(Data records)
[START]

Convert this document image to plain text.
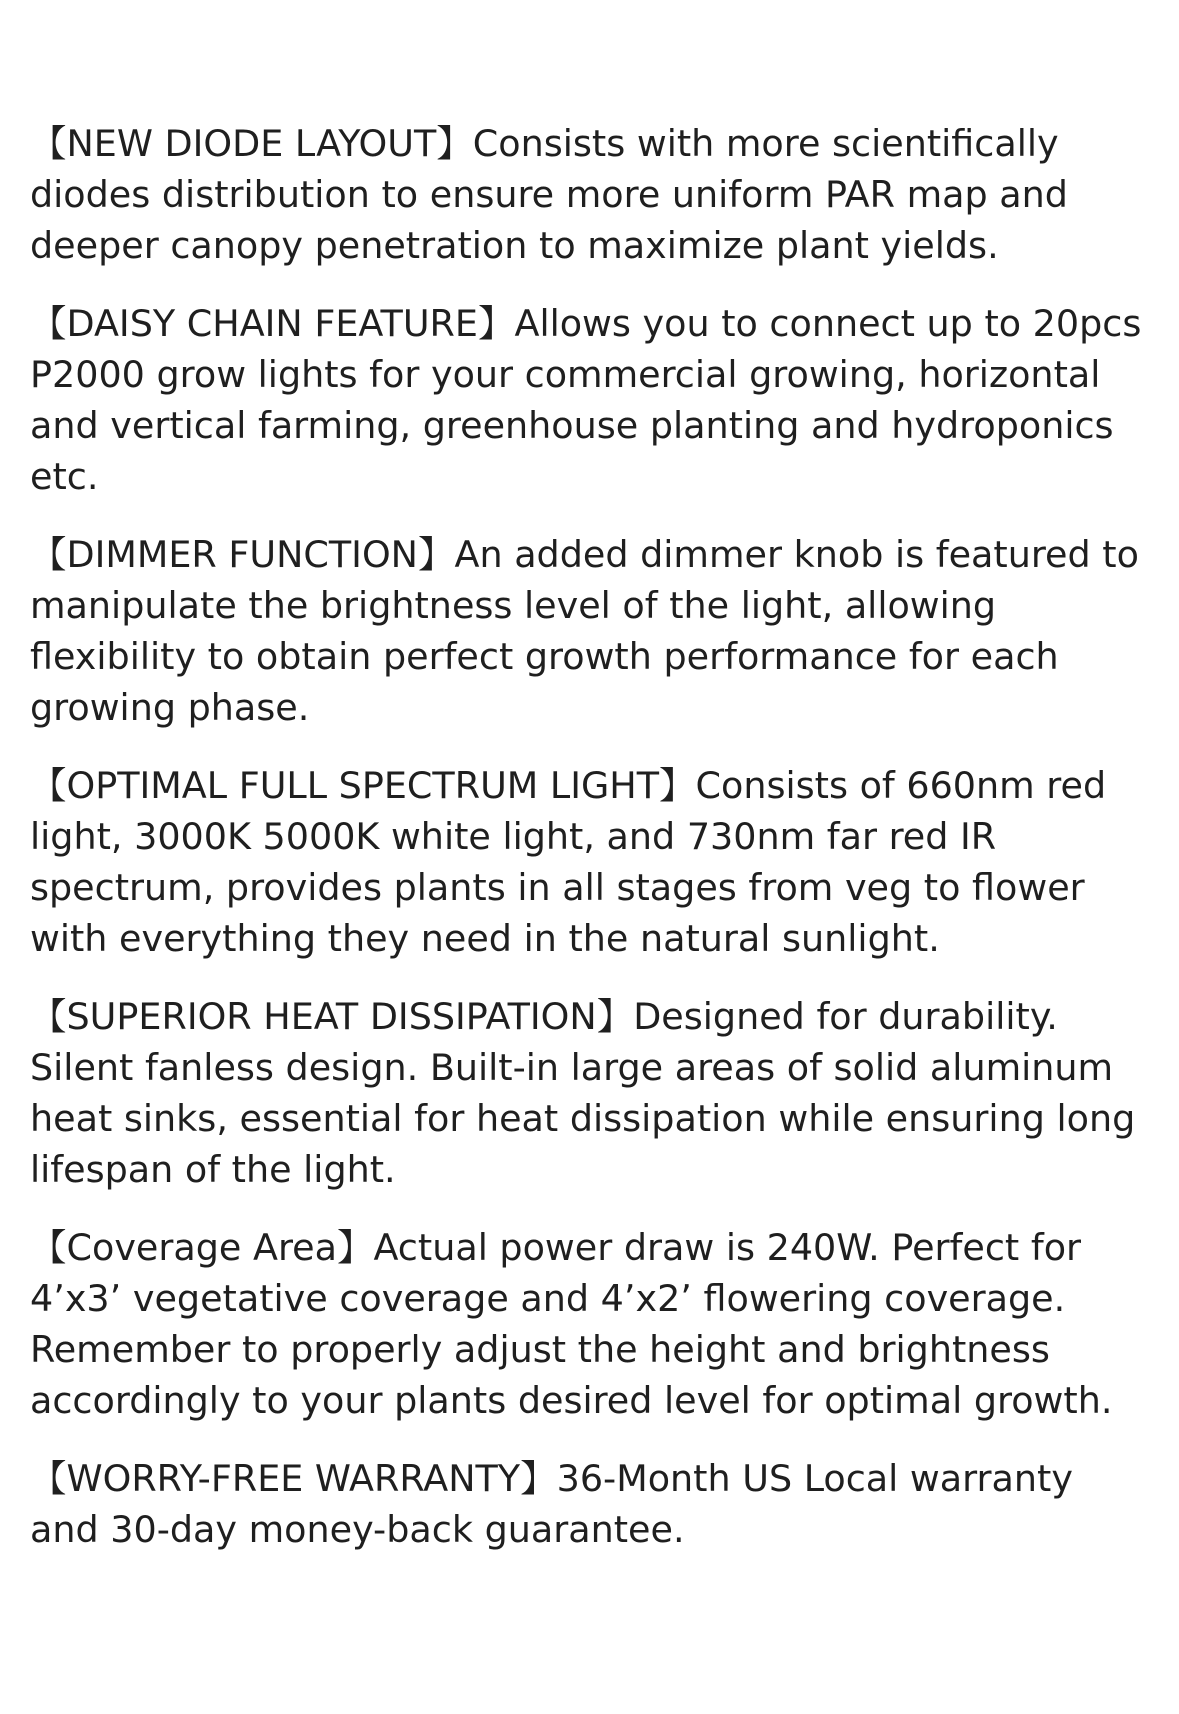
【NEW DIODE LAYOUT】Consists with more scientifically diodes distribution to ensure more uniform PAR map and deeper canopy penetration to maximize plant yields.

【DAISY CHAIN FEATURE】Allows you to connect up to 20pcs P2000 grow lights for your commercial growing, horizontal and vertical farming, greenhouse planting and hydroponics etc.

【DIMMER FUNCTION】An added dimmer knob is featured to manipulate the brightness level of the light, allowing flexibility to obtain perfect growth performance for each growing phase.

【OPTIMAL FULL SPECTRUM LIGHT】Consists of 660nm red light, 3000K 5000K white light, and 730nm far red IR spectrum, provides plants in all stages from veg to flower with everything they need in the natural sunlight.

【SUPERIOR HEAT DISSIPATION】Designed for durability. Silent fanless design. Built-in large areas of solid aluminum heat sinks, essential for heat dissipation while ensuring long lifespan of the light.

【Coverage Area】Actual power draw is 240W. Perfect for 4’x3’ vegetative coverage and 4’x2’ flowering coverage. Remember to properly adjust the height and brightness accordingly to your plants desired level for optimal growth.

【WORRY-FREE WARRANTY】36-Month US Local warranty and 30-day money-back guarantee.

[END]

Exercise requirements |
Reproduce all entries exactly. Pictures do not belong in the copy.

Full solution |
Convert this document image to plain text.
【NEW DIODE LAYOUT】Consists with more scientifically diodes distribution to ensure more uniform PAR map and deeper canopy penetration to maximize plant yields.

【DAISY CHAIN FEATURE】Allows you to connect up to 20pcs P2000 grow lights for your commercial growing, horizontal and vertical farming, greenhouse planting and hydroponics etc.

【DIMMER FUNCTION】An added dimmer knob is featured to manipulate the brightness level of the light, allowing flexibility to obtain perfect growth performance for each growing phase.

【OPTIMAL FULL SPECTRUM LIGHT】Consists of 660nm red light, 3000K 5000K white light, and 730nm far red IR spectrum, provides plants in all stages from veg to flower with everything they need in the natural sunlight.

【SUPERIOR HEAT DISSIPATION】Designed for durability. Silent fanless design. Built-in large areas of solid aluminum heat sinks, essential for heat dissipation while ensuring long lifespan of the light.

【Coverage Area】Actual power draw is 240W. Perfect for 4’x3’ vegetative coverage and 4’x2’ flowering coverage. Remember to properly adjust the height and brightness accordingly to your plants desired level for optimal growth.

【WORRY-FREE WARRANTY】36-Month US Local warranty and 30-day money-back guarantee.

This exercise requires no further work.